EXERCISE OBJECTIVE ->
Each entry in the listing below should be restated word for word.

== DATA TO USE ==

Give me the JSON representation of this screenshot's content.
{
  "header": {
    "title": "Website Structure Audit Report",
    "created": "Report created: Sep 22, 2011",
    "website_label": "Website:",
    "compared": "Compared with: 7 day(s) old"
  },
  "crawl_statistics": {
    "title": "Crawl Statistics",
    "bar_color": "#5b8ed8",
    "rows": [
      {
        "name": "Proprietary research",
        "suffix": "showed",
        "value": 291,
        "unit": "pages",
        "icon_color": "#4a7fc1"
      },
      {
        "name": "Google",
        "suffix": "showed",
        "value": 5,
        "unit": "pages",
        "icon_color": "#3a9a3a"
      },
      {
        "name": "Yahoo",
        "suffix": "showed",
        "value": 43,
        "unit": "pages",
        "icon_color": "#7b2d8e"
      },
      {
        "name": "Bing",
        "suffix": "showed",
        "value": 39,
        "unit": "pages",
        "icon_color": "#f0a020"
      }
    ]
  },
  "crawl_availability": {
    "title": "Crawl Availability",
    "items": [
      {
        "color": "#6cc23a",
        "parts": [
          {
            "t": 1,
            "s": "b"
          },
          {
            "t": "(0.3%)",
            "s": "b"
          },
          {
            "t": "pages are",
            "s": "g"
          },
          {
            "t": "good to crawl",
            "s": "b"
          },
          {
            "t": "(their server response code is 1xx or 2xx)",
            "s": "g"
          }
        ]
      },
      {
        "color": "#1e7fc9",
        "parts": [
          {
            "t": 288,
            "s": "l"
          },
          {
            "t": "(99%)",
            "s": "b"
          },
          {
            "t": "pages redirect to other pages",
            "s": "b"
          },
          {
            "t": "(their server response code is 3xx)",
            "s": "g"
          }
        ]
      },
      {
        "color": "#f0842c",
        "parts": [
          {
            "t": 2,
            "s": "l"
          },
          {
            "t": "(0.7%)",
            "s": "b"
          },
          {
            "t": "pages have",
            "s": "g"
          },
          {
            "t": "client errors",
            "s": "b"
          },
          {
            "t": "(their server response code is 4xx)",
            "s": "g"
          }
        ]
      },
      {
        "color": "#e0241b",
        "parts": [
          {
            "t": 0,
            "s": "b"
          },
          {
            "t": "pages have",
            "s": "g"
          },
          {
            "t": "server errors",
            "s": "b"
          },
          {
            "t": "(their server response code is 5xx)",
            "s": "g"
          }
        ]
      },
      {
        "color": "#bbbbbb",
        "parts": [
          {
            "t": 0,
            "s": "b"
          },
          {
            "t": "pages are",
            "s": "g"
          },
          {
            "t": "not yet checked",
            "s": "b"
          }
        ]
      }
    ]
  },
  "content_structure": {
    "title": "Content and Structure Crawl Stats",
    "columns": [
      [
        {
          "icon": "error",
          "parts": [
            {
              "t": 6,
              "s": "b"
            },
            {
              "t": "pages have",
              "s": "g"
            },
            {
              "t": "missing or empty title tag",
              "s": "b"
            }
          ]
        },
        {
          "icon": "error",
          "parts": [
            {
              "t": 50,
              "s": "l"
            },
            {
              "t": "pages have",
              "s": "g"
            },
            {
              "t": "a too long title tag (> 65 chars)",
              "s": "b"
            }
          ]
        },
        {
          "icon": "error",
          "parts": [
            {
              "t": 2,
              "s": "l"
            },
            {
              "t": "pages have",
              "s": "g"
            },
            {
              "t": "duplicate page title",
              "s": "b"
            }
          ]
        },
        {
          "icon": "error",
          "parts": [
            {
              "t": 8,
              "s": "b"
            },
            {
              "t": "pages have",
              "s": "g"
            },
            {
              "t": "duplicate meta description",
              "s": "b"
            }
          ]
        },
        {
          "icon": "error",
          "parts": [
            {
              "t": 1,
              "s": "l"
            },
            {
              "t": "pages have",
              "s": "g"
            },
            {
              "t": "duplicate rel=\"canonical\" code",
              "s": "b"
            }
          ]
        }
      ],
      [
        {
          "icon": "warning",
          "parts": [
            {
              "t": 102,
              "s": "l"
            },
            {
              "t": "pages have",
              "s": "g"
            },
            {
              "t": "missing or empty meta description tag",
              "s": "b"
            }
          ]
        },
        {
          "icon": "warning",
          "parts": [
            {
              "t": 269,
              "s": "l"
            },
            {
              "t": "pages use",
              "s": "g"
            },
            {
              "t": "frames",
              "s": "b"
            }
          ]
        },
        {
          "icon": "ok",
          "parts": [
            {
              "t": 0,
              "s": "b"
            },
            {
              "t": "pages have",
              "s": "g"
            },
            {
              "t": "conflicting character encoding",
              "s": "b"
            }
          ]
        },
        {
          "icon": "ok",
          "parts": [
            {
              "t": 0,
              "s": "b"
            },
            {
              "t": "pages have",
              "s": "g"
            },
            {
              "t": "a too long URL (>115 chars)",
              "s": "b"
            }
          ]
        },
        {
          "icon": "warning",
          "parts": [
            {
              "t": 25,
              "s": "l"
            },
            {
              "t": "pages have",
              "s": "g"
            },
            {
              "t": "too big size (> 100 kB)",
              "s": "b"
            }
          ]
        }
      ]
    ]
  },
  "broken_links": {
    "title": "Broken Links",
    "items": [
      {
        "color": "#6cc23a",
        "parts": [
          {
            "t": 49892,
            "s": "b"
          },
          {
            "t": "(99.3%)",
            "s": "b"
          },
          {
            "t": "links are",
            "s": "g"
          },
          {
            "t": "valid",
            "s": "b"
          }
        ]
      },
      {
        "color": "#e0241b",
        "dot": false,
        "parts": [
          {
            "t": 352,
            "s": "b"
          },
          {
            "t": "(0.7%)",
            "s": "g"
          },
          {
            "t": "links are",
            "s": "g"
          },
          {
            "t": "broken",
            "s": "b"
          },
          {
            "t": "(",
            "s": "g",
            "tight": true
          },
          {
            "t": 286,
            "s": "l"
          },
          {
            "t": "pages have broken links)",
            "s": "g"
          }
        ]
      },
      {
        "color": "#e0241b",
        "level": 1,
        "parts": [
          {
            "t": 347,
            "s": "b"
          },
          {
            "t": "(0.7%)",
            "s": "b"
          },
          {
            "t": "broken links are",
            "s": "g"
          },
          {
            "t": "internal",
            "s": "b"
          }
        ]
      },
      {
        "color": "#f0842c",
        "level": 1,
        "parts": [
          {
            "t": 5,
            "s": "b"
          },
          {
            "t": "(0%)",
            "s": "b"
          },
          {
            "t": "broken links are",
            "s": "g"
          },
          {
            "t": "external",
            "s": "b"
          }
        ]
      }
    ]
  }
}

===

COMPLETE RESPONSE ->
Give me the JSON representation of this screenshot's content.
{
  "header": {
    "title": "Website Structure Audit Report",
    "created": "Report created: Sep 22, 2011",
    "website_label": "Website:",
    "compared": "Compared with: 7 day(s) old"
  },
  "crawl_statistics": {
    "title": "Crawl Statistics",
    "bar_color": "#5b8ed8",
    "rows": [
      {
        "name": "Proprietary research",
        "suffix": "showed",
        "value": 291,
        "unit": "pages",
        "icon_color": "#4a7fc1"
      },
      {
        "name": "Google",
        "suffix": "showed",
        "value": 5,
        "unit": "pages",
        "icon_color": "#3a9a3a"
      },
      {
        "name": "Yahoo",
        "suffix": "showed",
        "value": 43,
        "unit": "pages",
        "icon_color": "#7b2d8e"
      },
      {
        "name": "Bing",
        "suffix": "showed",
        "value": 39,
        "unit": "pages",
        "icon_color": "#f0a020"
      }
    ]
  },
  "crawl_availability": {
    "title": "Crawl Availability",
    "items": [
      {
        "color": "#6cc23a",
        "parts": [
          {
            "t": 1,
            "s": "b"
          },
          {
            "t": "(0.3%)",
            "s": "b"
          },
          {
            "t": "pages are",
            "s": "g"
          },
          {
            "t": "good to crawl",
            "s": "b"
          },
          {
            "t": "(their server response code is 1xx or 2xx)",
            "s": "g"
          }
        ]
      },
      {
        "color": "#1e7fc9",
        "parts": [
          {
            "t": 288,
            "s": "l"
          },
          {
            "t": "(99%)",
            "s": "b"
          },
          {
            "t": "pages redirect to other pages",
            "s": "b"
          },
          {
            "t": "(their server response code is 3xx)",
            "s": "g"
          }
        ]
      },
      {
        "color": "#f0842c",
        "parts": [
          {
            "t": 2,
            "s": "l"
          },
          {
            "t": "(0.7%)",
            "s": "b"
          },
          {
            "t": "pages have",
            "s": "g"
          },
          {
            "t": "client errors",
            "s": "b"
          },
          {
            "t": "(their server response code is 4xx)",
            "s": "g"
          }
        ]
      },
      {
        "color": "#e0241b",
        "parts": [
          {
            "t": 0,
            "s": "b"
          },
          {
            "t": "pages have",
            "s": "g"
          },
          {
            "t": "server errors",
            "s": "b"
          },
          {
            "t": "(their server response code is 5xx)",
            "s": "g"
          }
        ]
      },
      {
        "color": "#bbbbbb",
        "parts": [
          {
            "t": 0,
            "s": "b"
          },
          {
            "t": "pages are",
            "s": "g"
          },
          {
            "t": "not yet checked",
            "s": "b"
          }
        ]
      }
    ]
  },
  "content_structure": {
    "title": "Content and Structure Crawl Stats",
    "columns": [
      [
        {
          "icon": "error",
          "parts": [
            {
              "t": 6,
              "s": "b"
            },
            {
              "t": "pages have",
              "s": "g"
            },
            {
              "t": "missing or empty title tag",
              "s": "b"
            }
          ]
        },
        {
          "icon": "error",
          "parts": [
            {
              "t": 50,
              "s": "l"
            },
            {
              "t": "pages have",
              "s": "g"
            },
            {
              "t": "a too long title tag (> 65 chars)",
              "s": "b"
            }
          ]
        },
        {
          "icon": "error",
          "parts": [
            {
              "t": 2,
              "s": "l"
            },
            {
              "t": "pages have",
              "s": "g"
            },
            {
              "t": "duplicate page title",
              "s": "b"
            }
          ]
        },
        {
          "icon": "error",
          "parts": [
            {
              "t": 8,
              "s": "b"
            },
            {
              "t": "pages have",
              "s": "g"
            },
            {
              "t": "duplicate meta description",
              "s": "b"
            }
          ]
        },
        {
          "icon": "error",
          "parts": [
            {
              "t": 1,
              "s": "l"
            },
            {
              "t": "pages have",
              "s": "g"
            },
            {
              "t": "duplicate rel=\"canonical\" code",
              "s": "b"
            }
          ]
        }
      ],
      [
        {
          "icon": "warning",
          "parts": [
            {
              "t": 102,
              "s": "l"
            },
            {
              "t": "pages have",
              "s": "g"
            },
            {
              "t": "missing or empty meta description tag",
              "s": "b"
            }
          ]
        },
        {
          "icon": "warning",
          "parts": [
            {
              "t": 269,
              "s": "l"
            },
            {
              "t": "pages use",
              "s": "g"
            },
            {
              "t": "frames",
              "s": "b"
            }
          ]
        },
        {
          "icon": "ok",
          "parts": [
            {
              "t": 0,
              "s": "b"
            },
            {
              "t": "pages have",
              "s": "g"
            },
            {
              "t": "conflicting character encoding",
              "s": "b"
            }
          ]
        },
        {
          "icon": "ok",
          "parts": [
            {
              "t": 0,
              "s": "b"
            },
            {
              "t": "pages have",
              "s": "g"
            },
            {
              "t": "a too long URL (>115 chars)",
              "s": "b"
            }
          ]
        },
        {
          "icon": "warning",
          "parts": [
            {
              "t": 25,
              "s": "l"
            },
            {
              "t": "pages have",
              "s": "g"
            },
            {
              "t": "too big size (> 100 kB)",
              "s": "b"
            }
          ]
        }
      ]
    ]
  },
  "broken_links": {
    "title": "Broken Links",
    "items": [
      {
        "color": "#6cc23a",
        "parts": [
          {
            "t": 49892,
            "s": "b"
          },
          {
            "t": "(99.3%)",
            "s": "b"
          },
          {
            "t": "links are",
            "s": "g"
          },
          {
            "t": "valid",
            "s": "b"
          }
        ]
      },
      {
        "color": "#e0241b",
        "dot": false,
        "parts": [
          {
            "t": 352,
            "s": "b"
          },
          {
            "t": "(0.7%)",
            "s": "g"
          },
          {
            "t": "links are",
            "s": "g"
          },
          {
            "t": "broken",
            "s": "b"
          },
          {
            "t": "(",
            "s": "g",
            "tight": true
          },
          {
            "t": 286,
            "s": "l"
          },
          {
            "t": "pages have broken links)",
            "s": "g"
          }
        ]
      },
      {
        "color": "#e0241b",
        "level": 1,
        "parts": [
          {
            "t": 347,
            "s": "b"
          },
          {
            "t": "(0.7%)",
            "s": "b"
          },
          {
            "t": "broken links are",
            "s": "g"
          },
          {
            "t": "internal",
            "s": "b"
          }
        ]
      },
      {
        "color": "#f0842c",
        "level": 1,
        "parts": [
          {
            "t": 5,
            "s": "b"
          },
          {
            "t": "(0%)",
            "s": "b"
          },
          {
            "t": "broken links are",
            "s": "g"
          },
          {
            "t": "external",
            "s": "b"
          }
        ]
      }
    ]
  }
}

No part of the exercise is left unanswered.